[Begin]

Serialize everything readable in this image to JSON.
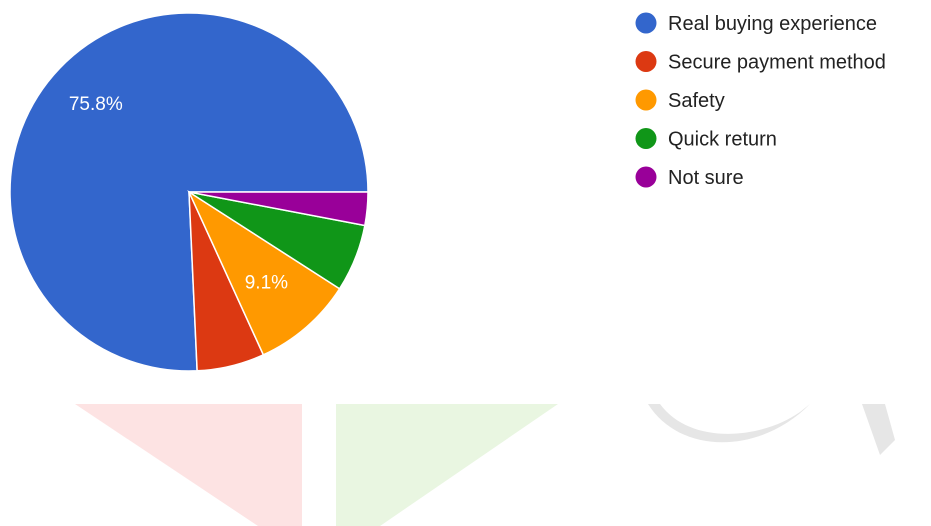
{
  "chart_data": {
    "type": "pie",
    "title": "",
    "slices": [
      {
        "label": "Real buying experience",
        "value": 75.8,
        "color": "#3366cc",
        "data_label": "75.8%"
      },
      {
        "label": "Secure payment method",
        "value": 6.1,
        "color": "#dc3912",
        "data_label": ""
      },
      {
        "label": "Safety",
        "value": 9.1,
        "color": "#ff9900",
        "data_label": "9.1%"
      },
      {
        "label": "Quick return",
        "value": 6.1,
        "color": "#109618",
        "data_label": ""
      },
      {
        "label": "Not sure",
        "value": 3.0,
        "color": "#990099",
        "data_label": ""
      }
    ],
    "legend_position": "right"
  },
  "watermark": {
    "colors": [
      "#fde3e3",
      "#e9f6e1",
      "#e6e6e6"
    ]
  }
}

[End]

Each line of the data should be quoted exactly, with pictures left out.

Serialize everything readable in this image to JSON.
{
  "chart_data": {
    "type": "pie",
    "title": "",
    "slices": [
      {
        "label": "Real buying experience",
        "value": 75.8,
        "color": "#3366cc",
        "data_label": "75.8%"
      },
      {
        "label": "Secure payment method",
        "value": 6.1,
        "color": "#dc3912",
        "data_label": ""
      },
      {
        "label": "Safety",
        "value": 9.1,
        "color": "#ff9900",
        "data_label": "9.1%"
      },
      {
        "label": "Quick return",
        "value": 6.1,
        "color": "#109618",
        "data_label": ""
      },
      {
        "label": "Not sure",
        "value": 3.0,
        "color": "#990099",
        "data_label": ""
      }
    ],
    "legend_position": "right"
  },
  "watermark": {
    "colors": [
      "#fde3e3",
      "#e9f6e1",
      "#e6e6e6"
    ]
  }
}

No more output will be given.